| Given information |
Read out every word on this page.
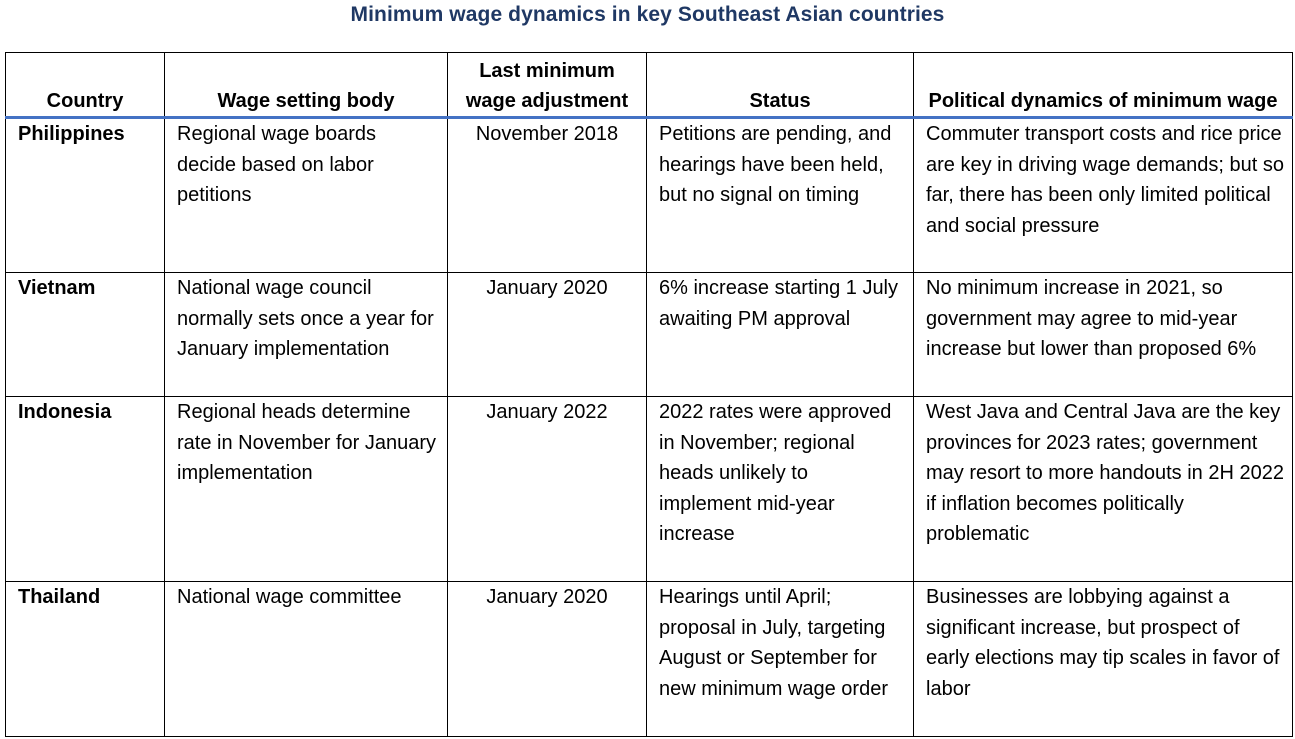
Minimum wage dynamics in key Southeast Asian countries
Country	Wage setting body	Last minimum wage adjustment	Status	Political dynamics of minimum wage
Philippines	Regional wage boards decide based on labor petitions	November 2018	Petitions are pending, and hearings have been held, but no signal on timing	Commuter transport costs and rice price are key in driving wage demands; but so far, there has been only limited political and social pressure
Vietnam	National wage council normally sets once a year for January implementation	January 2020	6% increase starting 1 July awaiting PM approval	No minimum increase in 2021, so government may agree to mid-year increase but lower than proposed 6%
Indonesia	Regional heads determine rate in November for January implementation	January 2022	2022 rates were approved in November; regional heads unlikely to implement mid-year increase	West Java and Central Java are the key provinces for 2023 rates; government may resort to more handouts in 2H 2022 if inflation becomes politically problematic
Thailand	National wage committee	January 2020	Hearings until April; proposal in July, targeting August or September for new minimum wage order	Businesses are lobbying against a significant increase, but prospect of early elections may tip scales in favor of labor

| Prompt |
Copy out all lines that carry the word "National".

| Task answer |
Vietnam	National wage council normally sets once a year for January implementation	January 2020	6% increase starting 1 July awaiting PM approval	No minimum increase in 2021, so government may agree to mid-year increase but lower than proposed 6%
Thailand	National wage committee	January 2020	Hearings until April; proposal in July, targeting August or September for new minimum wage order	Businesses are lobbying against a significant increase, but prospect of early elections may tip scales in favor of labor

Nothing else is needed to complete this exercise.